Exercise description — From the entries that follow, gather each line holding the word "title".

[start]

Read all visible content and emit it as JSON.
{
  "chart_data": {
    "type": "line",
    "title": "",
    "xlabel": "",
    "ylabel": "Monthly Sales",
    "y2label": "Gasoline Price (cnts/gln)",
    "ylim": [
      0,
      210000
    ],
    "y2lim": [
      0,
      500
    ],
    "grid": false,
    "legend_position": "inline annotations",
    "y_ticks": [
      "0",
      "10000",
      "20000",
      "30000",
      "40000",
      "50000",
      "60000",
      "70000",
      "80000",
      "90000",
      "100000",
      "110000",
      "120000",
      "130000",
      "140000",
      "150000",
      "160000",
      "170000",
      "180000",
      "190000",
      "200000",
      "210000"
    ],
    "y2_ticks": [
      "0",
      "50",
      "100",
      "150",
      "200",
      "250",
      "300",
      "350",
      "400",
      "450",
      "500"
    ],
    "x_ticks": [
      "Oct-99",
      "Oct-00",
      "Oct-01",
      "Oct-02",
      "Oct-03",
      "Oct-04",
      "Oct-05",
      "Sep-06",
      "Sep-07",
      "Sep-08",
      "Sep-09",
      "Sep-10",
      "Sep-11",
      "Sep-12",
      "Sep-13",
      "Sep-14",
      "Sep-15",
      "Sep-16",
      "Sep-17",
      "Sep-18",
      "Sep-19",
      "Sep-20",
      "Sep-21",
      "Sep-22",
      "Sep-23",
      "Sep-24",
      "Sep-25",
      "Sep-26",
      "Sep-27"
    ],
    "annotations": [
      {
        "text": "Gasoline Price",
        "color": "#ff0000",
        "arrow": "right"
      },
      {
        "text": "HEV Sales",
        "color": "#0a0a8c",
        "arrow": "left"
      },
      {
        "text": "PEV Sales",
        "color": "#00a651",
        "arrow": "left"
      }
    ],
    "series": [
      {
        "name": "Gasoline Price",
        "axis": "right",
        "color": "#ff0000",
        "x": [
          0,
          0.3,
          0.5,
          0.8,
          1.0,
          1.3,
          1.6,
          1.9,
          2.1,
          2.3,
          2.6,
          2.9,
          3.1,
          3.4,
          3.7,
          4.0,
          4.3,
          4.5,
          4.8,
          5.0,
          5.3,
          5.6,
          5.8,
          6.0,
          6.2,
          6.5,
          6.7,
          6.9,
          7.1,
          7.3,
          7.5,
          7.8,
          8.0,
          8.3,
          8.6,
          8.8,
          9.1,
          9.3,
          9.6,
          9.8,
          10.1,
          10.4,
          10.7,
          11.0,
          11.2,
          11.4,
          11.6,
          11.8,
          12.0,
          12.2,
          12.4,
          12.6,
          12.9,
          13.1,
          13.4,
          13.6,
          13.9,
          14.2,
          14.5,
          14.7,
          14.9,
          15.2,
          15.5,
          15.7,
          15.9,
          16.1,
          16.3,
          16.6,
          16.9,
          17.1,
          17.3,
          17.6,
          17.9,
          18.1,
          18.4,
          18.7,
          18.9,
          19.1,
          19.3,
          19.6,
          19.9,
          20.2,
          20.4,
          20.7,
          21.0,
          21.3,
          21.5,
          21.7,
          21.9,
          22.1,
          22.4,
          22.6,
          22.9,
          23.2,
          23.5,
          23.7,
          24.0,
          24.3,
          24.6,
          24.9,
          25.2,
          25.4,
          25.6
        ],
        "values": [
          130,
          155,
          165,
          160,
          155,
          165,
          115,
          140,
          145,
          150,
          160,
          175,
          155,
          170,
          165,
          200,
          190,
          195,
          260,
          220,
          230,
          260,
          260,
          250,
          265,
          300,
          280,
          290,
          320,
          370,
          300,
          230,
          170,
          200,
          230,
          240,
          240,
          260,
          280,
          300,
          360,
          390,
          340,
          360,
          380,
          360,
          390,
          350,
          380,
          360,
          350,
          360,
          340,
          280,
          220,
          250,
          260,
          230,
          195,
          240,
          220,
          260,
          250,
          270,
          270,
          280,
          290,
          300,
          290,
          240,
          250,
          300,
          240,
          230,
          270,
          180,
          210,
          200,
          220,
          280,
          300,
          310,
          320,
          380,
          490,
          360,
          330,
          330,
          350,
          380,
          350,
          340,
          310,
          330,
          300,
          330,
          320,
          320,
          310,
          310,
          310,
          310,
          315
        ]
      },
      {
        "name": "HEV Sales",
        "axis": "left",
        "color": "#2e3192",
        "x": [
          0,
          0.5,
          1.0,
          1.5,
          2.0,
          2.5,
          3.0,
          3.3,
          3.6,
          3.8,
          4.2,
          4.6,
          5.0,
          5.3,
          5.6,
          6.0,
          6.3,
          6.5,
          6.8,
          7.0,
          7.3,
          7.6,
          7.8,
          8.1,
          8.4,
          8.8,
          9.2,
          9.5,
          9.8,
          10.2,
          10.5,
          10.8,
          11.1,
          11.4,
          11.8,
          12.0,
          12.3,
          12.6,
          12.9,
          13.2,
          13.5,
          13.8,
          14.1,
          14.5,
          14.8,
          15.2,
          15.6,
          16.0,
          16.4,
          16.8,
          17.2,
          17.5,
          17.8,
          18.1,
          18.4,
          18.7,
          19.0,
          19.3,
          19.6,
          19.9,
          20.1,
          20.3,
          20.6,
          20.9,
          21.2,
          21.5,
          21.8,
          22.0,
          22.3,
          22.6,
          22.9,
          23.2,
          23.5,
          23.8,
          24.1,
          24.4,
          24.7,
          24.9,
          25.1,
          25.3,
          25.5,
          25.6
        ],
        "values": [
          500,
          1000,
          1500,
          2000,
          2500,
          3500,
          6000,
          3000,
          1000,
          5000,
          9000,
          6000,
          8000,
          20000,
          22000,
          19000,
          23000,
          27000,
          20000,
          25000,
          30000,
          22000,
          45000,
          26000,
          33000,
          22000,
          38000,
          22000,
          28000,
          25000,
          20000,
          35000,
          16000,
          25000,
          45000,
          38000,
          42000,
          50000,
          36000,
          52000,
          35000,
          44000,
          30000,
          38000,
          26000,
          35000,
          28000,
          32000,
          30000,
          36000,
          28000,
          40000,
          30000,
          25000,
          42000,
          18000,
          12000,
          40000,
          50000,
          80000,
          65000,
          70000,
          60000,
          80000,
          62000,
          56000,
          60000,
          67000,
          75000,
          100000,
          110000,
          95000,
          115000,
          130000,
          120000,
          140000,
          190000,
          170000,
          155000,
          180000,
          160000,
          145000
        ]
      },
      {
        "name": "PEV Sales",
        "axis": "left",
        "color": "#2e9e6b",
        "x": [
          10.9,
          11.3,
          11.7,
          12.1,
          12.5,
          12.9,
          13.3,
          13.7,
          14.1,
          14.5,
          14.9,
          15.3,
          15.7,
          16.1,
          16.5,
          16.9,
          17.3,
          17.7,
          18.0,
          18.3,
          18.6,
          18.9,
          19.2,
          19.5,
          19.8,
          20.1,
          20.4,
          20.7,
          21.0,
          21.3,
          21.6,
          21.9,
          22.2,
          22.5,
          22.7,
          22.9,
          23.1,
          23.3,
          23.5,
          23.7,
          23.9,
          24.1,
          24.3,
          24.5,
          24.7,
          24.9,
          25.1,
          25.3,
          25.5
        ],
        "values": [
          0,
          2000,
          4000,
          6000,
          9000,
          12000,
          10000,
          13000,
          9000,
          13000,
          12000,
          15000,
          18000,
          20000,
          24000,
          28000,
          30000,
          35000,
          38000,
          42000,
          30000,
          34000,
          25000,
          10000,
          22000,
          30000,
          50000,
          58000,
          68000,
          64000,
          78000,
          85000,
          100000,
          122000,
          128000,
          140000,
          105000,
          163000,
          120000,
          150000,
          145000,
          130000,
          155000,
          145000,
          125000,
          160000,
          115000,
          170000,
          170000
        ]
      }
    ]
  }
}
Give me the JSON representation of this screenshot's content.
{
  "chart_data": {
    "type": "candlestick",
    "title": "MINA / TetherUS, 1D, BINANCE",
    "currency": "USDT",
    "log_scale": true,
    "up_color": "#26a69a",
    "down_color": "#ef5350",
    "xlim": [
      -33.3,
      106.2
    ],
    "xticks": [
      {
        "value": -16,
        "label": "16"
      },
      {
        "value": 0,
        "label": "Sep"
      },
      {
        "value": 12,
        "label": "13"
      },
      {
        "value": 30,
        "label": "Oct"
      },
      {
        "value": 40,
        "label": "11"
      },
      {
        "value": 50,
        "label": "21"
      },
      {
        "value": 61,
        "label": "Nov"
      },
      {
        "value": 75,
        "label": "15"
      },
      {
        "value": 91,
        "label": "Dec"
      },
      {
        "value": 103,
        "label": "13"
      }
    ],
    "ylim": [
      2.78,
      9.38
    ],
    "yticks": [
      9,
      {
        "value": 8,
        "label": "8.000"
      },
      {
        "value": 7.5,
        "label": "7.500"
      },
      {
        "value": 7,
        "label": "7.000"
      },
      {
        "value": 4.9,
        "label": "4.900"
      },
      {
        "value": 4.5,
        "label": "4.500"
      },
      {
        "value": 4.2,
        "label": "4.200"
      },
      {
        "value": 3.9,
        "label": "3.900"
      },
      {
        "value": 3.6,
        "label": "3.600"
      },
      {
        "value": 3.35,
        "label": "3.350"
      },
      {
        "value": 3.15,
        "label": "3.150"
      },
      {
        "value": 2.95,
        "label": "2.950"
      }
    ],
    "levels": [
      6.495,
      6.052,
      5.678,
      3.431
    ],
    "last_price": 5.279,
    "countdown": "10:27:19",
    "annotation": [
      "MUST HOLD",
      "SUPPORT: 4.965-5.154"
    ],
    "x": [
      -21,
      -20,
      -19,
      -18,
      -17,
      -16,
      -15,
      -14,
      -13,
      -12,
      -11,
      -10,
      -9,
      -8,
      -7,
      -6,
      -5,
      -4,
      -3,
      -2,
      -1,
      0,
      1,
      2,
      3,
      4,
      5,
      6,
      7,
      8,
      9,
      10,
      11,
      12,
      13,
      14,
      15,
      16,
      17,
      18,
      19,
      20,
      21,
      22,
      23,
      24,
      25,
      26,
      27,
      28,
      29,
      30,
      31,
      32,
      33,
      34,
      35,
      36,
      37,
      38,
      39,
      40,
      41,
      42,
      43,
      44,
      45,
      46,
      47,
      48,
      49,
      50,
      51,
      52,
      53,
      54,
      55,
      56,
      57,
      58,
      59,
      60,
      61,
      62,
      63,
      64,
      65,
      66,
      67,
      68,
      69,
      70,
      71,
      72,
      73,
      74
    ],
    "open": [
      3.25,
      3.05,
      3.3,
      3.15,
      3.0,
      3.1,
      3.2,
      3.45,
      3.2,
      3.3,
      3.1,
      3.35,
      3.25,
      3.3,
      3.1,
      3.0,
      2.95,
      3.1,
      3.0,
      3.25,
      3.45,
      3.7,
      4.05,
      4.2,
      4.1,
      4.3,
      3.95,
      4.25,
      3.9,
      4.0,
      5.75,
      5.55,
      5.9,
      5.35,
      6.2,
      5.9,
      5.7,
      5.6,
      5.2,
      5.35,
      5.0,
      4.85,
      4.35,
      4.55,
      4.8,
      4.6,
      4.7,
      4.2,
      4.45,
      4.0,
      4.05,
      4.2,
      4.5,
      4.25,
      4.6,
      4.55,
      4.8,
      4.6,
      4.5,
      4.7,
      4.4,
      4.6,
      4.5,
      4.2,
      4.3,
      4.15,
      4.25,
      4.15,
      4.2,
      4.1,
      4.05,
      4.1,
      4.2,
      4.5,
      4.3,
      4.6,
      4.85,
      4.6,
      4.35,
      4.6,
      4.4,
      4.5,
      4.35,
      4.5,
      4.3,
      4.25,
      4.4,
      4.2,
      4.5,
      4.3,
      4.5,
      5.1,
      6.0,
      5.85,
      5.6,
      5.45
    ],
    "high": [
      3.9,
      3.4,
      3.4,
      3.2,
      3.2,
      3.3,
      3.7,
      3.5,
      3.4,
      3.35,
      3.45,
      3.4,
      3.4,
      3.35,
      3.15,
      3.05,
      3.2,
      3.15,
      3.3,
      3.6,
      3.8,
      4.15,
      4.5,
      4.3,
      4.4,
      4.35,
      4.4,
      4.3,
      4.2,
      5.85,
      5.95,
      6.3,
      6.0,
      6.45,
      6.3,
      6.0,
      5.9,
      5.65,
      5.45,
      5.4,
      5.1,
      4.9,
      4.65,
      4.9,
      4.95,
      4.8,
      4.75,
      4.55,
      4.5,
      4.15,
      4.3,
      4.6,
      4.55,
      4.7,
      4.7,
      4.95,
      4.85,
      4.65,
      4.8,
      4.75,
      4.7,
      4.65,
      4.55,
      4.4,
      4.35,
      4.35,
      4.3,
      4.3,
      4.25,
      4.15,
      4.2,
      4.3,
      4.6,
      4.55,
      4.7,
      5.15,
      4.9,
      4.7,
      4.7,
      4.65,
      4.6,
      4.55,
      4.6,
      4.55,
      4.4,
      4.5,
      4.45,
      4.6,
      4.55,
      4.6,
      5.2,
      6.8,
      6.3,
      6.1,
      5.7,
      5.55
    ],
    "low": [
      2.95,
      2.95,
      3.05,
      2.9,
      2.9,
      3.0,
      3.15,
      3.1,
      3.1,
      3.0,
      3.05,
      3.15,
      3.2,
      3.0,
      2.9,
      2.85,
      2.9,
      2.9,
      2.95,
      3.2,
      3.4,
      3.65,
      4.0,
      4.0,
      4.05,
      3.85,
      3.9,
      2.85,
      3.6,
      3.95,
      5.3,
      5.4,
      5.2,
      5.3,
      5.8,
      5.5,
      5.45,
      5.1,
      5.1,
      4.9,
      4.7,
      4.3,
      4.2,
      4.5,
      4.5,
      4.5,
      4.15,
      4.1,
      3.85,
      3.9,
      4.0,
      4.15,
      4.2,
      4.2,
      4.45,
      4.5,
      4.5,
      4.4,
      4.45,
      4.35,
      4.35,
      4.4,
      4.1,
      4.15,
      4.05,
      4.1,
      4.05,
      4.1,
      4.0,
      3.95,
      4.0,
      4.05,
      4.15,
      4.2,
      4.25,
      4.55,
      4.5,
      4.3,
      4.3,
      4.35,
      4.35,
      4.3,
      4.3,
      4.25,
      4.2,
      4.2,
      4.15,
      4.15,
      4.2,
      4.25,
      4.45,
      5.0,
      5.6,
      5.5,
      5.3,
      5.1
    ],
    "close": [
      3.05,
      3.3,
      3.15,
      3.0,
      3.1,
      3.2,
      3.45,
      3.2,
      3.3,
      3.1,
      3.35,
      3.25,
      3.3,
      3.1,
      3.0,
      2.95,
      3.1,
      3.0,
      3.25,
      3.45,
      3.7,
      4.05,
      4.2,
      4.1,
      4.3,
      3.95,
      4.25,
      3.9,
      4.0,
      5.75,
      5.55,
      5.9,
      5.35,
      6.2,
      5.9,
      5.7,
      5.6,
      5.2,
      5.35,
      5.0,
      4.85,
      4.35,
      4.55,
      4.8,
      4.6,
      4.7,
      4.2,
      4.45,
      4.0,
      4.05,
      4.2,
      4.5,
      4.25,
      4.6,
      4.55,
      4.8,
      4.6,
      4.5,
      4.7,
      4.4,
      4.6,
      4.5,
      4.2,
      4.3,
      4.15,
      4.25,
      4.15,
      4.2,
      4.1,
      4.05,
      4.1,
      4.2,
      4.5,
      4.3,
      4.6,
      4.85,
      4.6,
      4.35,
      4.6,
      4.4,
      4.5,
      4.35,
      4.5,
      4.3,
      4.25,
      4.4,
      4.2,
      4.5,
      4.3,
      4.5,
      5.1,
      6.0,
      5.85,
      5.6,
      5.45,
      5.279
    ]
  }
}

[end]

Exercise answer —
    "title": "",
    "title": "MINA / TetherUS, 1D, BINANCE",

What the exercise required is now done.